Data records
────────────────

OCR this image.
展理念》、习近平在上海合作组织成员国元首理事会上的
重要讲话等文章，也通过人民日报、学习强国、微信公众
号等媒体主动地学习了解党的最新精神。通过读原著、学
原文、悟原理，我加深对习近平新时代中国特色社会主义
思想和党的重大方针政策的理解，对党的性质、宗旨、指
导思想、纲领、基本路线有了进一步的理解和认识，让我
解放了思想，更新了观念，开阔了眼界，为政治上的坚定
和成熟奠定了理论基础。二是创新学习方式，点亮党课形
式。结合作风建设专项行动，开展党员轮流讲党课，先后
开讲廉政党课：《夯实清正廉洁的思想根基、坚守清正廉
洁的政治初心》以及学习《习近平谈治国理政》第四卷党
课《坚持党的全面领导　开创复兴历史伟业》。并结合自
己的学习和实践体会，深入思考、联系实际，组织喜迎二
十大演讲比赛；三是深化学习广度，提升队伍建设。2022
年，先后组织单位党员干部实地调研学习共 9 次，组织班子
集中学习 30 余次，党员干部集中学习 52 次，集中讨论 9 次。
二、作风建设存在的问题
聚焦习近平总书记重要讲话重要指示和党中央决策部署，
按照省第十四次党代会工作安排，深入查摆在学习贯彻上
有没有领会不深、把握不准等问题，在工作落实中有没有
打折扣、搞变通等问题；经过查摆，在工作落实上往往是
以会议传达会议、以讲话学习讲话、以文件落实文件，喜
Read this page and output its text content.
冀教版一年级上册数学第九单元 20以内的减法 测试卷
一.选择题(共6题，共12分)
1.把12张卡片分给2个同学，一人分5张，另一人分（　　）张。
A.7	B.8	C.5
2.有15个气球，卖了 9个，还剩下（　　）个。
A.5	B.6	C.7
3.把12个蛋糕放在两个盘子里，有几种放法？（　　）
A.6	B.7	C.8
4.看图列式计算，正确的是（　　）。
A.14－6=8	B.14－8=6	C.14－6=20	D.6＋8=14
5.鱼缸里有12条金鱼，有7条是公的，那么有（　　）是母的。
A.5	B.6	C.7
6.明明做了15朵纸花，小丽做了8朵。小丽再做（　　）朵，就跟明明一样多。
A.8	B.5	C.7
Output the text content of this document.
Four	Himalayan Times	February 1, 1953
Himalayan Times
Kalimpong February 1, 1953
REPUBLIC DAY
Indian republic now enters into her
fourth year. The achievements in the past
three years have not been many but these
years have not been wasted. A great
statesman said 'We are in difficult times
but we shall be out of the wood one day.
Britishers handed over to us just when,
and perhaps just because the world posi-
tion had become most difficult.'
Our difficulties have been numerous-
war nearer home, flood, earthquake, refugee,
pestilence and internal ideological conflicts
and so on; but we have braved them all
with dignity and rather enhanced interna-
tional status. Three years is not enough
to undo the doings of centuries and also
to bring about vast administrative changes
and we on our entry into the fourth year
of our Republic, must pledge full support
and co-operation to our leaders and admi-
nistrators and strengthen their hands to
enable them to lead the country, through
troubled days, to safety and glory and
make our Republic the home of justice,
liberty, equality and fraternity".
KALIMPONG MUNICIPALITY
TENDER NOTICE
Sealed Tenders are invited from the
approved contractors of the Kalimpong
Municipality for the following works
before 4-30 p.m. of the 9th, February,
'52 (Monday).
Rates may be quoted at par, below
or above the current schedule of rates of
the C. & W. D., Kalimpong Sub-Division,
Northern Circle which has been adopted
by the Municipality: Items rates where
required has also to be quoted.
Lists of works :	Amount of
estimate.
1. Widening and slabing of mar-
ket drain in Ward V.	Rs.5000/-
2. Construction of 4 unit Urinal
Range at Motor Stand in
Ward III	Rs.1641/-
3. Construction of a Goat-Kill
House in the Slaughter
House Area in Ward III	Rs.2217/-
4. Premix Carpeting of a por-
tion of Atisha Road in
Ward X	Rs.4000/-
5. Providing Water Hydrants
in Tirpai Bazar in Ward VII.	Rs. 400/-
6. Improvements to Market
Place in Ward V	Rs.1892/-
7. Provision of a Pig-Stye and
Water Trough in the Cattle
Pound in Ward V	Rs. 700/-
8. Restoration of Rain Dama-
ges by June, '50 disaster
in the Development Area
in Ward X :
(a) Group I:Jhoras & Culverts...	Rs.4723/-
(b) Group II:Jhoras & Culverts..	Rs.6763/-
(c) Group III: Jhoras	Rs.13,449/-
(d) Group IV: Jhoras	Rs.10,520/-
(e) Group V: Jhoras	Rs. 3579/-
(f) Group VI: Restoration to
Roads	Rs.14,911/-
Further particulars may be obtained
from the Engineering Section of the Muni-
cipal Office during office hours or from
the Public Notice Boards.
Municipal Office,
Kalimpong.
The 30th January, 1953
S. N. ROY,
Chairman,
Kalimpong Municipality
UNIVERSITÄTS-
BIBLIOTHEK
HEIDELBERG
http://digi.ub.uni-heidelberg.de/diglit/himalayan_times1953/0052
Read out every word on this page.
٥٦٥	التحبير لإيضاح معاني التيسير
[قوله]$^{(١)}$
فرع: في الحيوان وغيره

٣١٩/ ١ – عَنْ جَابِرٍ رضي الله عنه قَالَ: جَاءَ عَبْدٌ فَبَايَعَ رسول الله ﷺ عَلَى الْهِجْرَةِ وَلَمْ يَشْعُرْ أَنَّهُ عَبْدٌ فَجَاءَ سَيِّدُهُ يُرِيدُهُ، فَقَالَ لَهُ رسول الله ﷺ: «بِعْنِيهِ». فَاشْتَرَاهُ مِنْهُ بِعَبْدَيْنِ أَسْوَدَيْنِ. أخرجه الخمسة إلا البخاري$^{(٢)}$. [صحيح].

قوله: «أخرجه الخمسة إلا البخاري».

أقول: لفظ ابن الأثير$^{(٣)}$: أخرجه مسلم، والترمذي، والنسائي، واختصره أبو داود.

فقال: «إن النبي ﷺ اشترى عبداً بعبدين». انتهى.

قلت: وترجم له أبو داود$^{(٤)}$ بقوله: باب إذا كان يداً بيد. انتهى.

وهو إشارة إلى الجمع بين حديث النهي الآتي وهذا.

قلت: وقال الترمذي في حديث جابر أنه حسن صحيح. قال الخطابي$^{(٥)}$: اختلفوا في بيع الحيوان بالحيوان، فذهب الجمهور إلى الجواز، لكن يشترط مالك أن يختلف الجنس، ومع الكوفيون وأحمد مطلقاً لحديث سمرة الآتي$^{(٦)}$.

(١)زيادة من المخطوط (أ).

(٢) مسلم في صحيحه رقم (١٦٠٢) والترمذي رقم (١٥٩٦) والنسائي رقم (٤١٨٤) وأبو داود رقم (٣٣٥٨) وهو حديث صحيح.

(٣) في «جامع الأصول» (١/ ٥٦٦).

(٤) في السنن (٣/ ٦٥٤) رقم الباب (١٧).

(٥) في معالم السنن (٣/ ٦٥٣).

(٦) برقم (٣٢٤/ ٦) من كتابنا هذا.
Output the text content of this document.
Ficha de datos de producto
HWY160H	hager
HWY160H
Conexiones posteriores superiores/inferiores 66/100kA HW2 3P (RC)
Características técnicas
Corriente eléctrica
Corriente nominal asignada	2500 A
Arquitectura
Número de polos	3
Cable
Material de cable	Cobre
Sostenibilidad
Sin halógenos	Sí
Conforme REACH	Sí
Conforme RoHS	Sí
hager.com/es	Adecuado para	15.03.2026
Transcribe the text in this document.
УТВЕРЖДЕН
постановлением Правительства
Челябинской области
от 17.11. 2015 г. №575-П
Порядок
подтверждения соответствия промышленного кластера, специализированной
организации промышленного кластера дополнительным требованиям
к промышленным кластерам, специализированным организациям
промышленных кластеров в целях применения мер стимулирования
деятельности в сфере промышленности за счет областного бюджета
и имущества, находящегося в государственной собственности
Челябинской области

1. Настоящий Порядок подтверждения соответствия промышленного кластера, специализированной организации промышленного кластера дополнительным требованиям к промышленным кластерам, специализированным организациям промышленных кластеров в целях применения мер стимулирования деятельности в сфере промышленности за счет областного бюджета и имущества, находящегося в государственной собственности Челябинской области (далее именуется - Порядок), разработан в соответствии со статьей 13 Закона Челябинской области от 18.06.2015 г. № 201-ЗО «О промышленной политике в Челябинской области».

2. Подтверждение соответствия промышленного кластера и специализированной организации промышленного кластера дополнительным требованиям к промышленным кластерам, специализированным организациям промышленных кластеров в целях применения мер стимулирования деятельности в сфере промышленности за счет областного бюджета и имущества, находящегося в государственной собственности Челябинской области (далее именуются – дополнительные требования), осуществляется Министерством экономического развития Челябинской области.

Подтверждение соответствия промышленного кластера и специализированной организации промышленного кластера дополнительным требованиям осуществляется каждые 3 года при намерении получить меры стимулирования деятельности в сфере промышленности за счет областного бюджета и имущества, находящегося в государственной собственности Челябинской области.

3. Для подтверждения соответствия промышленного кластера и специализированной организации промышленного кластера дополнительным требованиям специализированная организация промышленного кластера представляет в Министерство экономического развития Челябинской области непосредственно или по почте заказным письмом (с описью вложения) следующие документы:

────────────────

Your task >>
Determine how many lines of the data contain "الحيوان" and give nothing but that number.

Written reply >>
2